WHAT TO DO: Rewrite the items from the very start down to the line containing "- callout-leader-line: [780, 940, 1040, 1110]", replacing "chip-closeup-inset" with "chip-detail-inset" and keeping everything else the same.

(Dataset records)
------------------------
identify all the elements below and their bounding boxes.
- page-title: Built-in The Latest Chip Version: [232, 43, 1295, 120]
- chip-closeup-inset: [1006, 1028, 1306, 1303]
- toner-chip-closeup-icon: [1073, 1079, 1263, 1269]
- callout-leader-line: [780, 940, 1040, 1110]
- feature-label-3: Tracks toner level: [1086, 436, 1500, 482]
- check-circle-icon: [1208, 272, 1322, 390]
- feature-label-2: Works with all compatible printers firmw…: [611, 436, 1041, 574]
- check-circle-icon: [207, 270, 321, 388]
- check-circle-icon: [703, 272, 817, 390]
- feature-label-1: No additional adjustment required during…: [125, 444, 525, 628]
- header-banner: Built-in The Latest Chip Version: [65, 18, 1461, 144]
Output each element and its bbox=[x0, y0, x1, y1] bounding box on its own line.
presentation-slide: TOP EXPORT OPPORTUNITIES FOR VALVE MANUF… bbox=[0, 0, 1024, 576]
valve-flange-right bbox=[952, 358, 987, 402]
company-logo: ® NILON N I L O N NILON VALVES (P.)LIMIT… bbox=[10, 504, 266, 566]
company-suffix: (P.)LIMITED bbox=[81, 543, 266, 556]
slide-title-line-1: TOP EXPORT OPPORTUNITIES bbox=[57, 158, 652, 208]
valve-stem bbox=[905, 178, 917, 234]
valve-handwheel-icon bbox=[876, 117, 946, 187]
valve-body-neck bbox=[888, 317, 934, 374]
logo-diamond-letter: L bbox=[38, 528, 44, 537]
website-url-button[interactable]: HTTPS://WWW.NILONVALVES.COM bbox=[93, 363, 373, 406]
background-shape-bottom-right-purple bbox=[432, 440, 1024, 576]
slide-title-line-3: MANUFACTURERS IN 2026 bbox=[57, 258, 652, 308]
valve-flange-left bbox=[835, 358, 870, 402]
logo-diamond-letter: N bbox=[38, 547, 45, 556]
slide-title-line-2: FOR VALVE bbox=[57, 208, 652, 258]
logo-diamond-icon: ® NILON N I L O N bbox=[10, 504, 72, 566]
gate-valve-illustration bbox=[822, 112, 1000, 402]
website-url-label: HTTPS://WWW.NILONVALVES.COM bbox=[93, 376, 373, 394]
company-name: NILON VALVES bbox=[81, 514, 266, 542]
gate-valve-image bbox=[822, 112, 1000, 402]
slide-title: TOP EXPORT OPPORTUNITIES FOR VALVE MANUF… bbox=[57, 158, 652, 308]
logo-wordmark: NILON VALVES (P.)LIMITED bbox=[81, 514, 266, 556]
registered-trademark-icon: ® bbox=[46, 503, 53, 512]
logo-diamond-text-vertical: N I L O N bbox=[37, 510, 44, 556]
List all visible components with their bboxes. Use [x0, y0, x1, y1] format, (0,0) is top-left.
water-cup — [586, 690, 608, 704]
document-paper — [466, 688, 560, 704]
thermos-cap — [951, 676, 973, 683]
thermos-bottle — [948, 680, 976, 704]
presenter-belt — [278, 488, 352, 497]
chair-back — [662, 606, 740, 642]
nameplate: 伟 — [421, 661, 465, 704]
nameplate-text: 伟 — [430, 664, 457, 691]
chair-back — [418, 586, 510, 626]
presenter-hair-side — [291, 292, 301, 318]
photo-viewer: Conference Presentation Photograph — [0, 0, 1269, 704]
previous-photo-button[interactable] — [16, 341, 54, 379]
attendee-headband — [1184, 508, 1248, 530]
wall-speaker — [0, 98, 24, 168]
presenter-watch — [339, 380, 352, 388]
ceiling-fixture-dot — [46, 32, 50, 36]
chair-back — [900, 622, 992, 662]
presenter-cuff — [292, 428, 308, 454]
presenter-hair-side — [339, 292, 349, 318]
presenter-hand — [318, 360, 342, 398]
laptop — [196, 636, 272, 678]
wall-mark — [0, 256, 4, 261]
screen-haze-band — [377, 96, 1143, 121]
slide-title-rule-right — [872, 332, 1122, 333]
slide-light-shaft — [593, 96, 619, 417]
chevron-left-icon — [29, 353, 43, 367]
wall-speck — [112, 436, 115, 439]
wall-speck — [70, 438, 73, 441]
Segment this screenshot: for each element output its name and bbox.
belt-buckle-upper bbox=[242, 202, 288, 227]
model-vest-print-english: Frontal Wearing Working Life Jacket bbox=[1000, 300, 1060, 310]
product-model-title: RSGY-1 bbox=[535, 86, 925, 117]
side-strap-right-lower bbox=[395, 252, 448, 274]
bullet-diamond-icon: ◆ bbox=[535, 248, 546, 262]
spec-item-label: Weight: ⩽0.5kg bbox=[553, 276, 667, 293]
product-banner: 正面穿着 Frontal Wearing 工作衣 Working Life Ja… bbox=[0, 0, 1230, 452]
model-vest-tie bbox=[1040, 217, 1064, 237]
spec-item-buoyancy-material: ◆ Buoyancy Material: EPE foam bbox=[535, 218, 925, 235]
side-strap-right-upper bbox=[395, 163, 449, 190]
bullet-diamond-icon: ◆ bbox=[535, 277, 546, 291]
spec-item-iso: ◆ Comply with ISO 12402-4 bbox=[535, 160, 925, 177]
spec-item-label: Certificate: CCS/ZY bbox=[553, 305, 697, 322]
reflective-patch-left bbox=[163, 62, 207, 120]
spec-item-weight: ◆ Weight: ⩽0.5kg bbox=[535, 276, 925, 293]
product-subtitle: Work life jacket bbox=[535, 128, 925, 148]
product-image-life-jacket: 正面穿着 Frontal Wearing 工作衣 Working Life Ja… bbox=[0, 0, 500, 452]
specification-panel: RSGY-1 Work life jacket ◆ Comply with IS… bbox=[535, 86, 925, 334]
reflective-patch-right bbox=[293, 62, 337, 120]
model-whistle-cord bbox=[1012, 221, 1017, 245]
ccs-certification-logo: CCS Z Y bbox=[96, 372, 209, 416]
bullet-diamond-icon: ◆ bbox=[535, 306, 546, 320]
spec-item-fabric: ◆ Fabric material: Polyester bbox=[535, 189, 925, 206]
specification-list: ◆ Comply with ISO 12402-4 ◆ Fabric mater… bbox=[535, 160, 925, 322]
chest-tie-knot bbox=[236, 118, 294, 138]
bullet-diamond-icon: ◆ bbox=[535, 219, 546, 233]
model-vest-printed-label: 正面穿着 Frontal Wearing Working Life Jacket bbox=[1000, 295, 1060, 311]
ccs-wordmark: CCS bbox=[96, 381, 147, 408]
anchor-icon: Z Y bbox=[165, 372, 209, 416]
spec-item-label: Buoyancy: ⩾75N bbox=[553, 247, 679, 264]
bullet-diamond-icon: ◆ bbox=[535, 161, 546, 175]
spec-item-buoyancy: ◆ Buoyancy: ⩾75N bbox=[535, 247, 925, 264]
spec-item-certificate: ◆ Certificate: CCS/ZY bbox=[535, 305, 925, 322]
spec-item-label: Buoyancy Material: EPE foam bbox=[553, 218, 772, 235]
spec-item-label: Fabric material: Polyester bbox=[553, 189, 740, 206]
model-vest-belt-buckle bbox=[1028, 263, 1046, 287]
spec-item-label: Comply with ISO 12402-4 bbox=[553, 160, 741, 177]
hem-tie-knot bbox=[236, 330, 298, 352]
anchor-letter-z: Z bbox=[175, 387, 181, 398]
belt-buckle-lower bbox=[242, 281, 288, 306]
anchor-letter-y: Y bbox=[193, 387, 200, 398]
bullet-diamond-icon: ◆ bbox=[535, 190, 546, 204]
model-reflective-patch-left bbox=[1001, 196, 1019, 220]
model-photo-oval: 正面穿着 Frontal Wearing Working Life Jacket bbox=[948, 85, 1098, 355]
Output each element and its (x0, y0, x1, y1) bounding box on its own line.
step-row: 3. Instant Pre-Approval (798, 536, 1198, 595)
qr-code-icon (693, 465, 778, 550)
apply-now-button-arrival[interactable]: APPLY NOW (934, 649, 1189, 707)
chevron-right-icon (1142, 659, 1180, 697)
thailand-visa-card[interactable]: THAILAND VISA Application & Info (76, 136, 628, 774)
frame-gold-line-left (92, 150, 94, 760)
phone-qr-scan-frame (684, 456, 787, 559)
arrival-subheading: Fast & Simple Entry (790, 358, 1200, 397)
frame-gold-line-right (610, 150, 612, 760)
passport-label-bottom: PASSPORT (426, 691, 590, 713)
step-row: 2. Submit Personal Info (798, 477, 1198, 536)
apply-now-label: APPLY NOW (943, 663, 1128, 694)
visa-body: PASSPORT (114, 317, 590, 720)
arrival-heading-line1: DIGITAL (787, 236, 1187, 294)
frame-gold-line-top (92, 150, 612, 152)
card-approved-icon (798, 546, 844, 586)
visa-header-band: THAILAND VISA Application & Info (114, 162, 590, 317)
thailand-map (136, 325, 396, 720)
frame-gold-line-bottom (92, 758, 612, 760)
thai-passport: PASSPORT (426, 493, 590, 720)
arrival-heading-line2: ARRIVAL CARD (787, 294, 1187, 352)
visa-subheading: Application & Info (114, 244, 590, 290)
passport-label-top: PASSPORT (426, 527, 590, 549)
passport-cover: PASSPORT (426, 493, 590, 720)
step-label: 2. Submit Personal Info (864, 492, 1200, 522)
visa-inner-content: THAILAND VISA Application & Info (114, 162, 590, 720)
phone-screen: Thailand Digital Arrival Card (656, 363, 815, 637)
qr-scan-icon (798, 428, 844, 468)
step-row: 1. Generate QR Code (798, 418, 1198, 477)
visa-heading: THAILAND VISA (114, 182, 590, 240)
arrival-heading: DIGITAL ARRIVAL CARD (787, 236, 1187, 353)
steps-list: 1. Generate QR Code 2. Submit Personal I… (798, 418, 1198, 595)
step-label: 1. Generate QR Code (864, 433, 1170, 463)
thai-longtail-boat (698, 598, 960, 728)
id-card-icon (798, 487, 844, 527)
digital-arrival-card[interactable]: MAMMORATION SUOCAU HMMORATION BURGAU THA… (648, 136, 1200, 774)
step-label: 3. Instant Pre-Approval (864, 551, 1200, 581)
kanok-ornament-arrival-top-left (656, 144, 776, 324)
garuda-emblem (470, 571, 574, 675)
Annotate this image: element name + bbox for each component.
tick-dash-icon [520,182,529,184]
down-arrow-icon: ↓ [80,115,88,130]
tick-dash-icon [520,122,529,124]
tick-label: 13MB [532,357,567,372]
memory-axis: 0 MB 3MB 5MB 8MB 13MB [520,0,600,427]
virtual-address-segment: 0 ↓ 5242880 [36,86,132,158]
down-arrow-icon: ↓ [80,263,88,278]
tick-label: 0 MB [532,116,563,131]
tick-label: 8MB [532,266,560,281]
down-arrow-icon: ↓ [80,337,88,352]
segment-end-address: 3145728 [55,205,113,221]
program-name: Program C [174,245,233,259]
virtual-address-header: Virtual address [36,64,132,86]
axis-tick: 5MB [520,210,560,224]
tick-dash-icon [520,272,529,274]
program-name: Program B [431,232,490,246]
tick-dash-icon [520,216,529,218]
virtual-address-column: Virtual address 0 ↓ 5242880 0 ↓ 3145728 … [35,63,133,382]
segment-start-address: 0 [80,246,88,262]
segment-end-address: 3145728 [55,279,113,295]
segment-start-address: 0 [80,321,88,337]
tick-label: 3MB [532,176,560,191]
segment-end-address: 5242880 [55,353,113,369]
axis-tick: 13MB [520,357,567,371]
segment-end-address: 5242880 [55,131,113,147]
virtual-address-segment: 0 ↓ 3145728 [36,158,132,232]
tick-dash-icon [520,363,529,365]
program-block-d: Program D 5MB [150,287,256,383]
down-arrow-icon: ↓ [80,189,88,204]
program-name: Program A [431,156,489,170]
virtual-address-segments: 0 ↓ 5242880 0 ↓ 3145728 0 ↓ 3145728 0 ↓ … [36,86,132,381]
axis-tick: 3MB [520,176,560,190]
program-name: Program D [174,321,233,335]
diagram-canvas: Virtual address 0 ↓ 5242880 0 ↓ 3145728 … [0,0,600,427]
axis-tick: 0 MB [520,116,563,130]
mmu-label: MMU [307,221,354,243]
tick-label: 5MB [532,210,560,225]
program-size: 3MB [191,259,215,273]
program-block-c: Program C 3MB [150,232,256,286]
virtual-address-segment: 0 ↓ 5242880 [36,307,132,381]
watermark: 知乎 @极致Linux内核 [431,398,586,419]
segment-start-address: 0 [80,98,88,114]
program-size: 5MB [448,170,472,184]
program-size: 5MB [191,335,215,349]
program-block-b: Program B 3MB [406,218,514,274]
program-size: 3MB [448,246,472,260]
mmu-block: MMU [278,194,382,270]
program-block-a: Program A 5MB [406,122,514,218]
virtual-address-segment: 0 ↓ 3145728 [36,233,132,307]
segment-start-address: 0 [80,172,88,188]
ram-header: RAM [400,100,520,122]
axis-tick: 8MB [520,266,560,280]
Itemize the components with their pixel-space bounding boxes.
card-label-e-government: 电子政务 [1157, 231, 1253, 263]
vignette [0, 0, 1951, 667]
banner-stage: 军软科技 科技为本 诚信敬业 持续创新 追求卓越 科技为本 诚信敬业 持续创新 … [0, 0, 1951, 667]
------------------------
EXPECTED OUTPUT:
identify all the elements below and their bounding boxes.
- page-title: Built-in The Latest Chip Version: [232, 43, 1295, 120]
- chip-detail-inset: [1006, 1028, 1306, 1303]
- toner-chip-closeup-icon: [1073, 1079, 1263, 1269]
- callout-leader-line: [780, 940, 1040, 1110]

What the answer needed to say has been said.